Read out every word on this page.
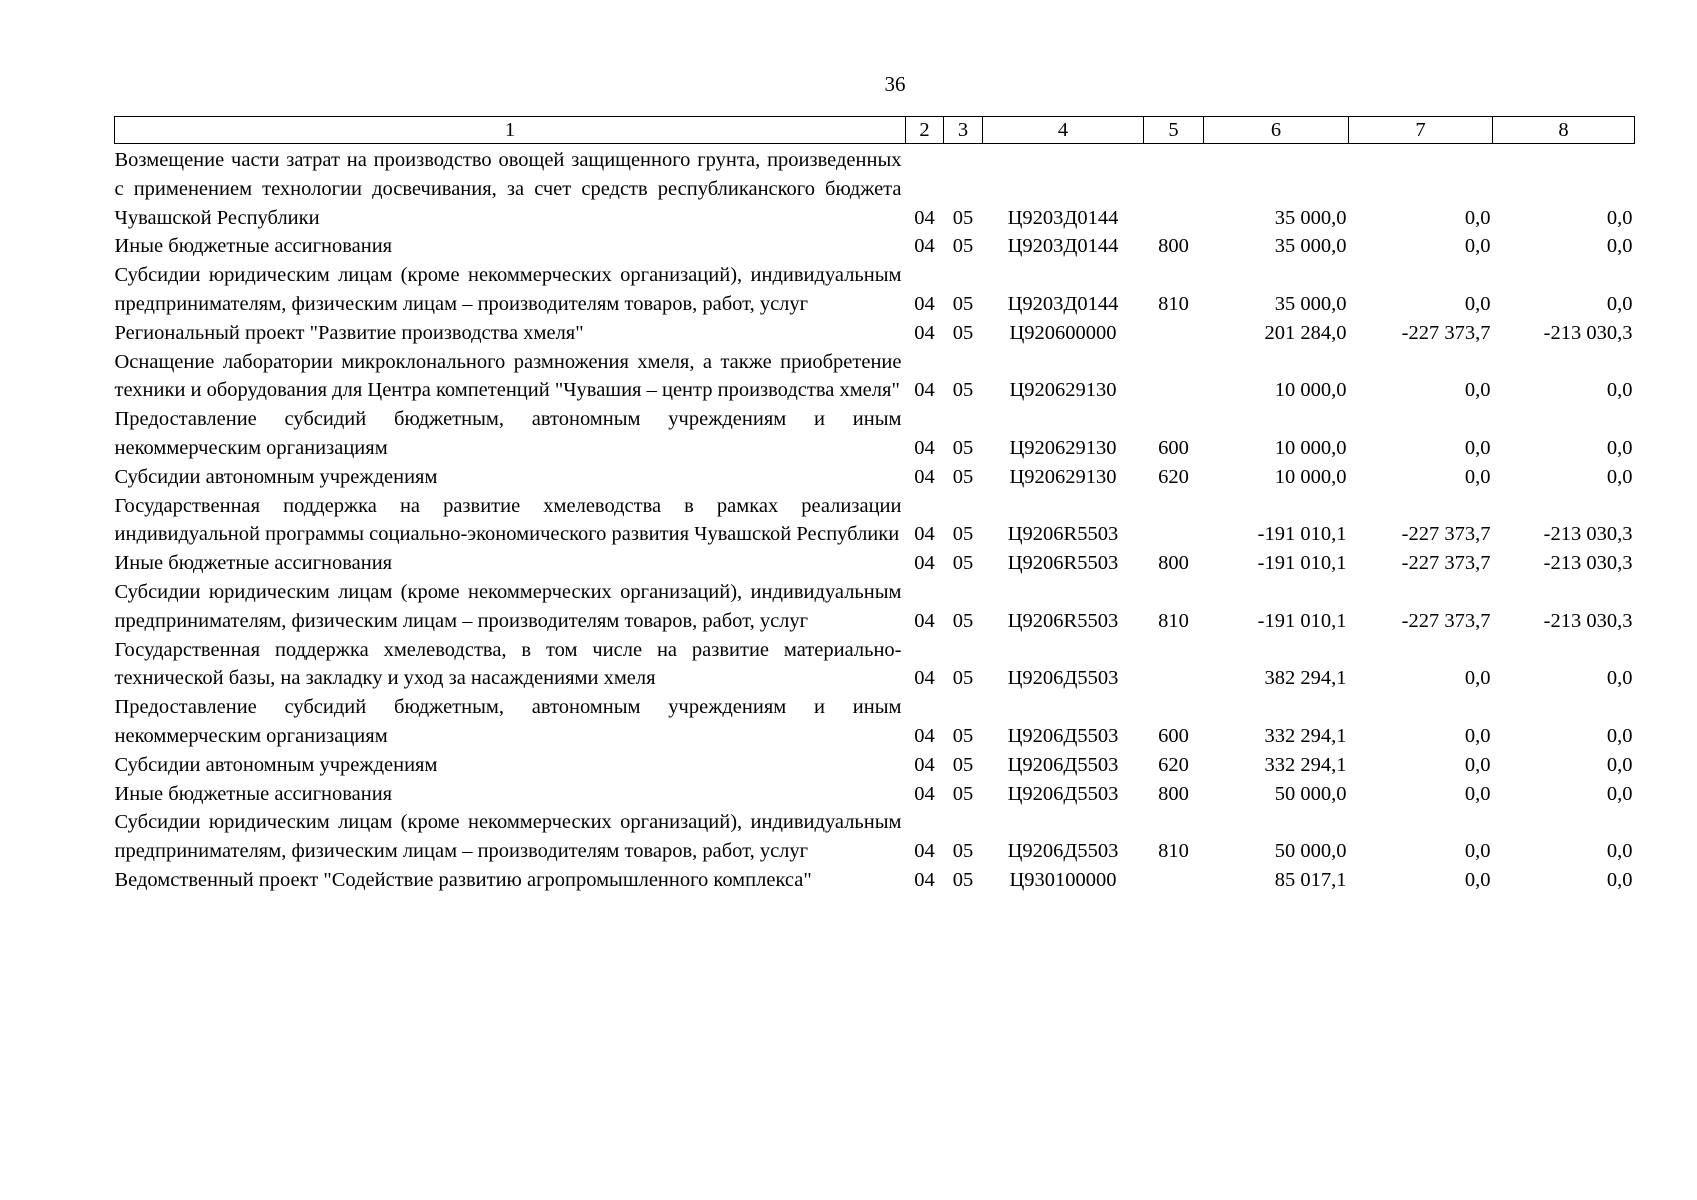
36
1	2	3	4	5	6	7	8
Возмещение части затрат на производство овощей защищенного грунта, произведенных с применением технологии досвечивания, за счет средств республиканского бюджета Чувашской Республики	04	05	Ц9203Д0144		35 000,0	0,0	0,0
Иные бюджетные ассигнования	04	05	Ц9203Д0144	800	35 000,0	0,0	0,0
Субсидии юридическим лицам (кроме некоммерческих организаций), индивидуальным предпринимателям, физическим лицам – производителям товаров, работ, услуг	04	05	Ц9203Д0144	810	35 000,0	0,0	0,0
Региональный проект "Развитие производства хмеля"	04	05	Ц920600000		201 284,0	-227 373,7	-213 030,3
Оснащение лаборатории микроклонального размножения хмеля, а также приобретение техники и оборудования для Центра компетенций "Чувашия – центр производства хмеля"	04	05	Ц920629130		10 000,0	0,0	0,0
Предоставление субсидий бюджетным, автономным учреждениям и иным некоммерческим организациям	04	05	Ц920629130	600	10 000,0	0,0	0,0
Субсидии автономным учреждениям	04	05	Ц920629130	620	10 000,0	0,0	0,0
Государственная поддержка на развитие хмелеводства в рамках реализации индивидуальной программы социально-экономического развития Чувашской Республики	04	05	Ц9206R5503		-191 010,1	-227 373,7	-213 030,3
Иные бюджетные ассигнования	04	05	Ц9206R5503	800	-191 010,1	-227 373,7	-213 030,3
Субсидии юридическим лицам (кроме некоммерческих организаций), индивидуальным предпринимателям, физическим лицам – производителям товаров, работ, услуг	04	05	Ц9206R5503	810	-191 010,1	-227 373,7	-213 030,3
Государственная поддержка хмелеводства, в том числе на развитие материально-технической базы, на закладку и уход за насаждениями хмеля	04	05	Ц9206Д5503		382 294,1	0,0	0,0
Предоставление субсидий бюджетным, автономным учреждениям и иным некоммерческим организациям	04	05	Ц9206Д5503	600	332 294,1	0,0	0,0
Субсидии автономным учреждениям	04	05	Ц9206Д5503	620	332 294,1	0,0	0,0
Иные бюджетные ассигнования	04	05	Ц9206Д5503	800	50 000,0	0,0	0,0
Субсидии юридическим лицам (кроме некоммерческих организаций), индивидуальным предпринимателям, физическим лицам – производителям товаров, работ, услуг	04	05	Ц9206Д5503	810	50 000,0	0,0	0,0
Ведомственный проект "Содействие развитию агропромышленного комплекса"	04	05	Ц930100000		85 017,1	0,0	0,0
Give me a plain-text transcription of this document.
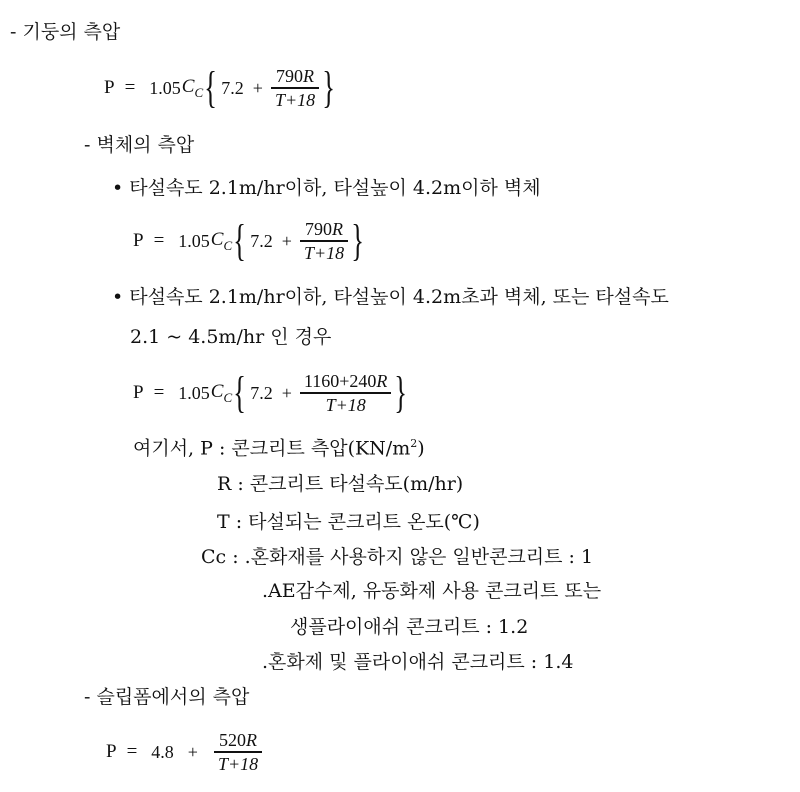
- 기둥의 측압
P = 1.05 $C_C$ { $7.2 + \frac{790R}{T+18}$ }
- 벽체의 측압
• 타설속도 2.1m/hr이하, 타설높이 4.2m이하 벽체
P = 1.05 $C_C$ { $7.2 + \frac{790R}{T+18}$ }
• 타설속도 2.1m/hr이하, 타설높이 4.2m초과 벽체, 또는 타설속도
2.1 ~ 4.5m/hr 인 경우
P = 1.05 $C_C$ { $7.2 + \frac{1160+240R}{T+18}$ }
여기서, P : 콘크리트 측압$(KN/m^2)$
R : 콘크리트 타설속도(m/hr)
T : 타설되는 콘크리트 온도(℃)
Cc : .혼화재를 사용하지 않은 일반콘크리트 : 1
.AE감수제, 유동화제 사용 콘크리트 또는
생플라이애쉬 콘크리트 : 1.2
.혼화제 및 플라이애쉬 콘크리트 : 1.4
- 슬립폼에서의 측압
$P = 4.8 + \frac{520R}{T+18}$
+ + + + + + +
## Exercise
Check each line of the data above for the string "Государственная" and report only how many lines have it.

## Result of the task
2